- _What you should do_
Copy out all the records exactly.

Dataset entries
+ + + + + + +
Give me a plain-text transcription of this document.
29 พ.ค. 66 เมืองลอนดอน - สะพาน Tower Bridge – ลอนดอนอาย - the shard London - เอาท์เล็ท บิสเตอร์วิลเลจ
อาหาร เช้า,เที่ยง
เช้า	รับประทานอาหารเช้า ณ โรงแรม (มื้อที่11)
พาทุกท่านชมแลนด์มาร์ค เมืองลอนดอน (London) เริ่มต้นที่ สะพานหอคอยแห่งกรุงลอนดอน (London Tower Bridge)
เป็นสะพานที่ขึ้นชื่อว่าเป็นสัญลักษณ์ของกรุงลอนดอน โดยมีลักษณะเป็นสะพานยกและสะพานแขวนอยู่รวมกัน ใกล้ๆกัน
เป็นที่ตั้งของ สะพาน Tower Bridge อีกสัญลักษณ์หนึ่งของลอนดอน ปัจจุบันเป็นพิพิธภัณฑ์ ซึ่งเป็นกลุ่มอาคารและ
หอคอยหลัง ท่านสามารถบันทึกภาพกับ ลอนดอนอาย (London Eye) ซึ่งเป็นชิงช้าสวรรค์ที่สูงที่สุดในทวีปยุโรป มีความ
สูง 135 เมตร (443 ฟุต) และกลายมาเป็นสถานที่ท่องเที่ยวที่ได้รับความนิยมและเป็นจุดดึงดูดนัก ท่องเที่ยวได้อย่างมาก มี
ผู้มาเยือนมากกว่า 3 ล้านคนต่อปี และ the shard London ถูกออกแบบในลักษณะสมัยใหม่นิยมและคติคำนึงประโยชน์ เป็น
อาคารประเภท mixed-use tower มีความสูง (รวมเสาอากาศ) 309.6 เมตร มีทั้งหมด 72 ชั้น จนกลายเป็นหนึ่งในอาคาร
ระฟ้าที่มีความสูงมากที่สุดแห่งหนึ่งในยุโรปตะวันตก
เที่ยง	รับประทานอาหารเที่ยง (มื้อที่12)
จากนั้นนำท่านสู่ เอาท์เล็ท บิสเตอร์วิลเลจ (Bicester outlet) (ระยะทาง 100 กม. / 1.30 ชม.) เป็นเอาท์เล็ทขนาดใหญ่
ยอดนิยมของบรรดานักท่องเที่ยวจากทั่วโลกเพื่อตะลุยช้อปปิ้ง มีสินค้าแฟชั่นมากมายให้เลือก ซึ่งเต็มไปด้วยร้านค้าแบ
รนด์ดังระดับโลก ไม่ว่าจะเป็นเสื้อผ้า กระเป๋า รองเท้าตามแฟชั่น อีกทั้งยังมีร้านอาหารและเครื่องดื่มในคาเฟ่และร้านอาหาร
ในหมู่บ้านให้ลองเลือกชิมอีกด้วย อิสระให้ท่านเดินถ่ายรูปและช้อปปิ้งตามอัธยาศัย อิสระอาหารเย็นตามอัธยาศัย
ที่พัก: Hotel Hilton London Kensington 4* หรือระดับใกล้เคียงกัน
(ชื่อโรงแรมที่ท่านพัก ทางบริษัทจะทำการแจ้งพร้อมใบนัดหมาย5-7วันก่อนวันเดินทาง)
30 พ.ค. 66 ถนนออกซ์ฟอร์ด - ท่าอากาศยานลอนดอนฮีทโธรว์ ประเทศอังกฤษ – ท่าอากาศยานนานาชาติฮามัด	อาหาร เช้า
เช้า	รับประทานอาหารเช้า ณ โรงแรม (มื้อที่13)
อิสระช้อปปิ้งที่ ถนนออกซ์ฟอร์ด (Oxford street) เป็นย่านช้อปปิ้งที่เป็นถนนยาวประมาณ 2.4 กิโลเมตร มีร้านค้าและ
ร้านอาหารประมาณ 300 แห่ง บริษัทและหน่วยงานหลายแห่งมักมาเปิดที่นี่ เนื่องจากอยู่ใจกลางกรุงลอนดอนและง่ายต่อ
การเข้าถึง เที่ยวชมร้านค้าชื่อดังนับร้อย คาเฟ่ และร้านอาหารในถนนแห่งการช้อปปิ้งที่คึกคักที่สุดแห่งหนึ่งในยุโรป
+ + + + + + +
- _Exercise result_
Give me a plain-text transcription of this document.
29 พ.ค. 66 เมืองลอนดอน - สะพาน Tower Bridge – ลอนดอนอาย - the shard London - เอาท์เล็ท บิสเตอร์วิลเลจ
อาหาร เช้า,เที่ยง
เช้า	รับประทานอาหารเช้า ณ โรงแรม (มื้อที่11)
พาทุกท่านชมแลนด์มาร์ค เมืองลอนดอน (London) เริ่มต้นที่ สะพานหอคอยแห่งกรุงลอนดอน (London Tower Bridge)
เป็นสะพานที่ขึ้นชื่อว่าเป็นสัญลักษณ์ของกรุงลอนดอน โดยมีลักษณะเป็นสะพานยกและสะพานแขวนอยู่รวมกัน ใกล้ๆกัน
เป็นที่ตั้งของ สะพาน Tower Bridge อีกสัญลักษณ์หนึ่งของลอนดอน ปัจจุบันเป็นพิพิธภัณฑ์ ซึ่งเป็นกลุ่มอาคารและ
หอคอยหลัง ท่านสามารถบันทึกภาพกับ ลอนดอนอาย (London Eye) ซึ่งเป็นชิงช้าสวรรค์ที่สูงที่สุดในทวีปยุโรป มีความ
สูง 135 เมตร (443 ฟุต) และกลายมาเป็นสถานที่ท่องเที่ยวที่ได้รับความนิยมและเป็นจุดดึงดูดนัก ท่องเที่ยวได้อย่างมาก มี
ผู้มาเยือนมากกว่า 3 ล้านคนต่อปี และ the shard London ถูกออกแบบในลักษณะสมัยใหม่นิยมและคติคำนึงประโยชน์ เป็น
อาคารประเภท mixed-use tower มีความสูง (รวมเสาอากาศ) 309.6 เมตร มีทั้งหมด 72 ชั้น จนกลายเป็นหนึ่งในอาคาร
ระฟ้าที่มีความสูงมากที่สุดแห่งหนึ่งในยุโรปตะวันตก
เที่ยง	รับประทานอาหารเที่ยง (มื้อที่12)
จากนั้นนำท่านสู่ เอาท์เล็ท บิสเตอร์วิลเลจ (Bicester outlet) (ระยะทาง 100 กม. / 1.30 ชม.) เป็นเอาท์เล็ทขนาดใหญ่
ยอดนิยมของบรรดานักท่องเที่ยวจากทั่วโลกเพื่อตะลุยช้อปปิ้ง มีสินค้าแฟชั่นมากมายให้เลือก ซึ่งเต็มไปด้วยร้านค้าแบ
รนด์ดังระดับโลก ไม่ว่าจะเป็นเสื้อผ้า กระเป๋า รองเท้าตามแฟชั่น อีกทั้งยังมีร้านอาหารและเครื่องดื่มในคาเฟ่และร้านอาหาร
ในหมู่บ้านให้ลองเลือกชิมอีกด้วย อิสระให้ท่านเดินถ่ายรูปและช้อปปิ้งตามอัธยาศัย อิสระอาหารเย็นตามอัธยาศัย
ที่พัก: Hotel Hilton London Kensington 4* หรือระดับใกล้เคียงกัน
(ชื่อโรงแรมที่ท่านพัก ทางบริษัทจะทำการแจ้งพร้อมใบนัดหมาย5-7วันก่อนวันเดินทาง)
30 พ.ค. 66 ถนนออกซ์ฟอร์ด - ท่าอากาศยานลอนดอนฮีทโธรว์ ประเทศอังกฤษ – ท่าอากาศยานนานาชาติฮามัด	อาหาร เช้า
เช้า	รับประทานอาหารเช้า ณ โรงแรม (มื้อที่13)
อิสระช้อปปิ้งที่ ถนนออกซ์ฟอร์ด (Oxford street) เป็นย่านช้อปปิ้งที่เป็นถนนยาวประมาณ 2.4 กิโลเมตร มีร้านค้าและ
ร้านอาหารประมาณ 300 แห่ง บริษัทและหน่วยงานหลายแห่งมักมาเปิดที่นี่ เนื่องจากอยู่ใจกลางกรุงลอนดอนและง่ายต่อ
การเข้าถึง เที่ยวชมร้านค้าชื่อดังนับร้อย คาเฟ่ และร้านอาหารในถนนแห่งการช้อปปิ้งที่คึกคักที่สุดแห่งหนึ่งในยุโรป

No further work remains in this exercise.